> _WORK REQUIRED_: Rewrite the items below with every occurrence of "view-details-link" replaced by "details-button", leaving all other text unchanged.

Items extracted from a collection
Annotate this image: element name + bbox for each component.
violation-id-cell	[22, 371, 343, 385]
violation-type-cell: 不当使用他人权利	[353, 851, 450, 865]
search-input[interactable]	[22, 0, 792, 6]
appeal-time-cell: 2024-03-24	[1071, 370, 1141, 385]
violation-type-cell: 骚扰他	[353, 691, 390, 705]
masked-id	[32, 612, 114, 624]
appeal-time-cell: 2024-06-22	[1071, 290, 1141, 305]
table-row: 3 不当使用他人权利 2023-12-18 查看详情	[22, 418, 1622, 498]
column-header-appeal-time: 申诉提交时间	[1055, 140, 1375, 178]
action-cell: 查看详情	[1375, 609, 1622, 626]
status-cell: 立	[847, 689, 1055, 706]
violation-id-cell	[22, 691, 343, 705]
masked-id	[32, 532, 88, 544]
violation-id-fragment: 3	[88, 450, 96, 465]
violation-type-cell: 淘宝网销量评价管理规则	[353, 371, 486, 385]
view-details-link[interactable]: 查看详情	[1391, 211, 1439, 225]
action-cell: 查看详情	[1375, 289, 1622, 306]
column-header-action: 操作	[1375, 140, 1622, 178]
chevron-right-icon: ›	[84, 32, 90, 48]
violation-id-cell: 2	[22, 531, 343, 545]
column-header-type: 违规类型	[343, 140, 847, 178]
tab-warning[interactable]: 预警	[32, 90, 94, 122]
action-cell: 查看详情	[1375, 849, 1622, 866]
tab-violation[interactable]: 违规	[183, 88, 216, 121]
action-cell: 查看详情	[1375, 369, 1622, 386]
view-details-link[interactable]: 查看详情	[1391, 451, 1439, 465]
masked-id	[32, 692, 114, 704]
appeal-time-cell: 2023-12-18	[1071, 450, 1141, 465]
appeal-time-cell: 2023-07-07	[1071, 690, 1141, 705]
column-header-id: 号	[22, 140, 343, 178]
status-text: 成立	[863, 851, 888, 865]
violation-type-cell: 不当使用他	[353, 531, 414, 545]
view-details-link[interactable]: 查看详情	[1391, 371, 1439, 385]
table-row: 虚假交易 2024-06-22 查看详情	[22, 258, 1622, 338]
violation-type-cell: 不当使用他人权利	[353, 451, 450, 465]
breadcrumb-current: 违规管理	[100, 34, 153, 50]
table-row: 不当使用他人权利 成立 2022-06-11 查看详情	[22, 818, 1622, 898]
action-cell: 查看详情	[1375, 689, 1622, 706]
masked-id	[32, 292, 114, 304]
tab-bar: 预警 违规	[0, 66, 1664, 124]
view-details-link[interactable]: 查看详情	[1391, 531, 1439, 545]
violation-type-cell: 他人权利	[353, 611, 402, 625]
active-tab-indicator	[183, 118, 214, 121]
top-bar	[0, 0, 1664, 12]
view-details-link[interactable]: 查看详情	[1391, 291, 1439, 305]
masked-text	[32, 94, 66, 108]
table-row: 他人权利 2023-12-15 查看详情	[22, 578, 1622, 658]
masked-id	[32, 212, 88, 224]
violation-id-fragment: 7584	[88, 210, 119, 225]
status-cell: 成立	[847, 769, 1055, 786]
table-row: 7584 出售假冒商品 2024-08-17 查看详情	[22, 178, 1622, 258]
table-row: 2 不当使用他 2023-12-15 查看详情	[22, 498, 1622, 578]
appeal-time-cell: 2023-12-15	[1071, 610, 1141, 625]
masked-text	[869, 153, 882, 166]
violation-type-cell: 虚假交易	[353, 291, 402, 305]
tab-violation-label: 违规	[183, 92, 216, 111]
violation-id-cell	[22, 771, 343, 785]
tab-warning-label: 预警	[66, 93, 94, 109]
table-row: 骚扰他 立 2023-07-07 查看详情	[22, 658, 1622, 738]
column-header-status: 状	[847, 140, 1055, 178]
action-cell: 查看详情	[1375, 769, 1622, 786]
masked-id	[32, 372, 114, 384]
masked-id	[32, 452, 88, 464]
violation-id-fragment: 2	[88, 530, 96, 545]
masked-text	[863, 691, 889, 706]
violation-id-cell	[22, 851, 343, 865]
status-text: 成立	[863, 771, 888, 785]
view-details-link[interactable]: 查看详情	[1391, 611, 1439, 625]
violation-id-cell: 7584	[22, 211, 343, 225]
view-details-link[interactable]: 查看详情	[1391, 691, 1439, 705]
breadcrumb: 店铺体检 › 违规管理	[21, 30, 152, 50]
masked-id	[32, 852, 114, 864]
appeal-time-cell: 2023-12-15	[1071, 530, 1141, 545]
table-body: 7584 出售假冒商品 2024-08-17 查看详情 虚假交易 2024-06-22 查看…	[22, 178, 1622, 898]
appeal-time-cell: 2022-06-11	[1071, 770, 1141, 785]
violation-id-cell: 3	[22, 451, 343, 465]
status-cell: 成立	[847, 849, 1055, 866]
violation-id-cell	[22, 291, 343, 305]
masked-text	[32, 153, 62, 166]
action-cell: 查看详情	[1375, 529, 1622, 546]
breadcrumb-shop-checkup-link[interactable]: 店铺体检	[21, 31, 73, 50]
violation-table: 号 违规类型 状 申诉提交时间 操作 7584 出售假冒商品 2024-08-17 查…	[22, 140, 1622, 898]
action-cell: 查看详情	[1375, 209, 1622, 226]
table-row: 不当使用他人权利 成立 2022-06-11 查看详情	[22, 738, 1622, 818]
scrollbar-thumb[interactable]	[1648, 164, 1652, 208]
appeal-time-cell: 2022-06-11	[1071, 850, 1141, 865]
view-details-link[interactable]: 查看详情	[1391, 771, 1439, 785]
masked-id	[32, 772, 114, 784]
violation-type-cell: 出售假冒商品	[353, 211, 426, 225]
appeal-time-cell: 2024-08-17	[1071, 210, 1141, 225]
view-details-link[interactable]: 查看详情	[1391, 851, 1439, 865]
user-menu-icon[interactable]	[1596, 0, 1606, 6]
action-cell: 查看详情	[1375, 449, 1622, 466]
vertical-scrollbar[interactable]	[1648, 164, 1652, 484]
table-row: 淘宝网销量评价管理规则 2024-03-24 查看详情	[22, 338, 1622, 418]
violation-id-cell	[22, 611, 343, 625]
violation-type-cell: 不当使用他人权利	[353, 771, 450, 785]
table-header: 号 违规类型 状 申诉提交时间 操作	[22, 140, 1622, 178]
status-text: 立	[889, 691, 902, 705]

> _SOLUTION TO THIS TASK_:
Annotate this image: element name + bbox for each component.
violation-id-cell	[22, 371, 343, 385]
violation-type-cell: 不当使用他人权利	[353, 851, 450, 865]
search-input[interactable]	[22, 0, 792, 6]
appeal-time-cell: 2024-03-24	[1071, 370, 1141, 385]
violation-type-cell: 骚扰他	[353, 691, 390, 705]
masked-id	[32, 612, 114, 624]
appeal-time-cell: 2024-06-22	[1071, 290, 1141, 305]
table-row: 3 不当使用他人权利 2023-12-18 查看详情	[22, 418, 1622, 498]
column-header-appeal-time: 申诉提交时间	[1055, 140, 1375, 178]
action-cell: 查看详情	[1375, 609, 1622, 626]
status-cell: 立	[847, 689, 1055, 706]
violation-id-cell	[22, 691, 343, 705]
masked-id	[32, 532, 88, 544]
violation-id-fragment: 3	[88, 450, 96, 465]
violation-type-cell: 淘宝网销量评价管理规则	[353, 371, 486, 385]
details-button[interactable]: 查看详情	[1391, 211, 1439, 225]
action-cell: 查看详情	[1375, 289, 1622, 306]
column-header-action: 操作	[1375, 140, 1622, 178]
chevron-right-icon: ›	[84, 32, 90, 48]
violation-id-cell: 2	[22, 531, 343, 545]
column-header-type: 违规类型	[343, 140, 847, 178]
tab-warning[interactable]: 预警	[32, 90, 94, 122]
action-cell: 查看详情	[1375, 849, 1622, 866]
tab-violation[interactable]: 违规	[183, 88, 216, 121]
action-cell: 查看详情	[1375, 369, 1622, 386]
details-button[interactable]: 查看详情	[1391, 451, 1439, 465]
masked-id	[32, 692, 114, 704]
appeal-time-cell: 2023-12-18	[1071, 450, 1141, 465]
appeal-time-cell: 2023-07-07	[1071, 690, 1141, 705]
column-header-id: 号	[22, 140, 343, 178]
status-text: 成立	[863, 851, 888, 865]
violation-type-cell: 不当使用他	[353, 531, 414, 545]
details-button[interactable]: 查看详情	[1391, 371, 1439, 385]
table-row: 虚假交易 2024-06-22 查看详情	[22, 258, 1622, 338]
violation-type-cell: 不当使用他人权利	[353, 451, 450, 465]
breadcrumb-current: 违规管理	[100, 34, 153, 50]
table-row: 不当使用他人权利 成立 2022-06-11 查看详情	[22, 818, 1622, 898]
action-cell: 查看详情	[1375, 689, 1622, 706]
masked-id	[32, 292, 114, 304]
tab-bar: 预警 违规	[0, 66, 1664, 124]
details-button[interactable]: 查看详情	[1391, 531, 1439, 545]
violation-type-cell: 他人权利	[353, 611, 402, 625]
active-tab-indicator	[183, 118, 214, 121]
top-bar	[0, 0, 1664, 12]
details-button[interactable]: 查看详情	[1391, 291, 1439, 305]
masked-text	[32, 94, 66, 108]
table-row: 他人权利 2023-12-15 查看详情	[22, 578, 1622, 658]
masked-id	[32, 212, 88, 224]
violation-id-fragment: 7584	[88, 210, 119, 225]
status-cell: 成立	[847, 769, 1055, 786]
table-row: 7584 出售假冒商品 2024-08-17 查看详情	[22, 178, 1622, 258]
table-row: 2 不当使用他 2023-12-15 查看详情	[22, 498, 1622, 578]
appeal-time-cell: 2023-12-15	[1071, 610, 1141, 625]
masked-text	[869, 153, 882, 166]
violation-type-cell: 虚假交易	[353, 291, 402, 305]
tab-violation-label: 违规	[183, 92, 216, 111]
violation-id-cell	[22, 771, 343, 785]
tab-warning-label: 预警	[66, 93, 94, 109]
table-row: 骚扰他 立 2023-07-07 查看详情	[22, 658, 1622, 738]
column-header-status: 状	[847, 140, 1055, 178]
action-cell: 查看详情	[1375, 769, 1622, 786]
masked-id	[32, 372, 114, 384]
masked-id	[32, 452, 88, 464]
violation-id-fragment: 2	[88, 530, 96, 545]
masked-text	[863, 691, 889, 706]
violation-id-cell	[22, 851, 343, 865]
status-text: 成立	[863, 771, 888, 785]
details-button[interactable]: 查看详情	[1391, 611, 1439, 625]
violation-id-cell: 7584	[22, 211, 343, 225]
details-button[interactable]: 查看详情	[1391, 691, 1439, 705]
breadcrumb: 店铺体检 › 违规管理	[21, 30, 152, 50]
masked-id	[32, 852, 114, 864]
appeal-time-cell: 2023-12-15	[1071, 530, 1141, 545]
table-body: 7584 出售假冒商品 2024-08-17 查看详情 虚假交易 2024-06-22 查看…	[22, 178, 1622, 898]
appeal-time-cell: 2022-06-11	[1071, 770, 1141, 785]
violation-id-cell: 3	[22, 451, 343, 465]
status-cell: 成立	[847, 849, 1055, 866]
violation-id-cell	[22, 291, 343, 305]
masked-text	[32, 153, 62, 166]
action-cell: 查看详情	[1375, 529, 1622, 546]
breadcrumb-shop-checkup-link[interactable]: 店铺体检	[21, 31, 73, 50]
violation-table: 号 违规类型 状 申诉提交时间 操作 7584 出售假冒商品 2024-08-17 查…	[22, 140, 1622, 898]
action-cell: 查看详情	[1375, 209, 1622, 226]
table-row: 不当使用他人权利 成立 2022-06-11 查看详情	[22, 738, 1622, 818]
scrollbar-thumb[interactable]	[1648, 164, 1652, 208]
appeal-time-cell: 2022-06-11	[1071, 850, 1141, 865]
details-button[interactable]: 查看详情	[1391, 771, 1439, 785]
masked-id	[32, 772, 114, 784]
violation-type-cell: 出售假冒商品	[353, 211, 426, 225]
appeal-time-cell: 2024-08-17	[1071, 210, 1141, 225]
details-button[interactable]: 查看详情	[1391, 851, 1439, 865]
user-menu-icon[interactable]	[1596, 0, 1606, 6]
action-cell: 查看详情	[1375, 449, 1622, 466]
vertical-scrollbar[interactable]	[1648, 164, 1652, 484]
table-row: 淘宝网销量评价管理规则 2024-03-24 查看详情	[22, 338, 1622, 418]
violation-id-cell	[22, 611, 343, 625]
violation-type-cell: 不当使用他人权利	[353, 771, 450, 785]
table-header: 号 违规类型 状 申诉提交时间 操作	[22, 140, 1622, 178]
status-text: 立	[889, 691, 902, 705]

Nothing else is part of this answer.